-- Written instruction --
Below are some records. Say how many of their lines contain the string "globe", and give nothing but the number.

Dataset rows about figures
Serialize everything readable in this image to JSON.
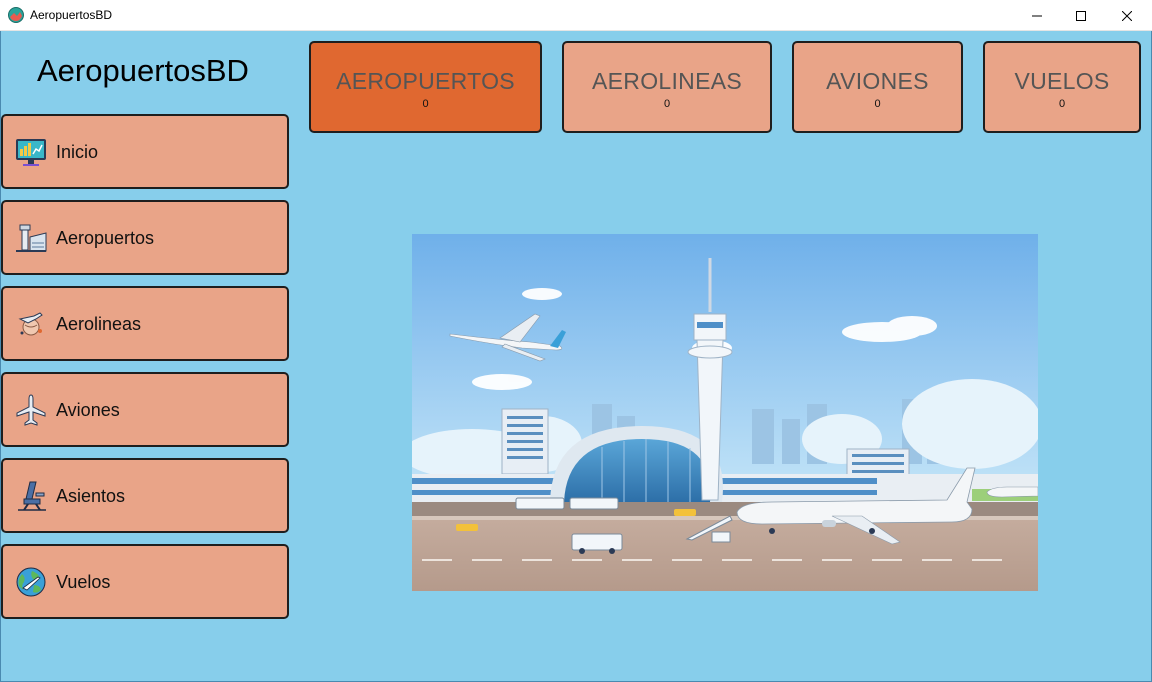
{
  "window": {
    "title": "AeropuertosBD",
    "controls": {
      "minimize": "minimize-icon",
      "maximize": "maximize-icon",
      "close": "close-icon"
    }
  },
  "sidebar": {
    "title": "AeropuertosBD",
    "items": [
      {
        "label": "Inicio",
        "icon": "dashboard-monitor-icon"
      },
      {
        "label": "Aeropuertos",
        "icon": "control-tower-icon"
      },
      {
        "label": "Aerolineas",
        "icon": "airline-globe-icon"
      },
      {
        "label": "Aviones",
        "icon": "airplane-icon"
      },
      {
        "label": "Asientos",
        "icon": "airplane-seat-icon"
      },
      {
        "label": "Vuelos",
        "icon": "globe-flight-icon"
      }
    ]
  },
  "stats": [
    {
      "label": "AEROPUERTOS",
      "count": "0",
      "active": true
    },
    {
      "label": "AEROLINEAS",
      "count": "0",
      "active": false
    },
    {
      "label": "AVIONES",
      "count": "0",
      "active": false
    },
    {
      "label": "VUELOS",
      "count": "0",
      "active": false
    }
  ],
  "hero": {
    "image": "airport-illustration"
  },
  "colors": {
    "background": "#87ceeb",
    "button": "#e9a488",
    "button_active": "#e06830",
    "border": "#1e1e1e"
  }
}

-- Exercise response --
2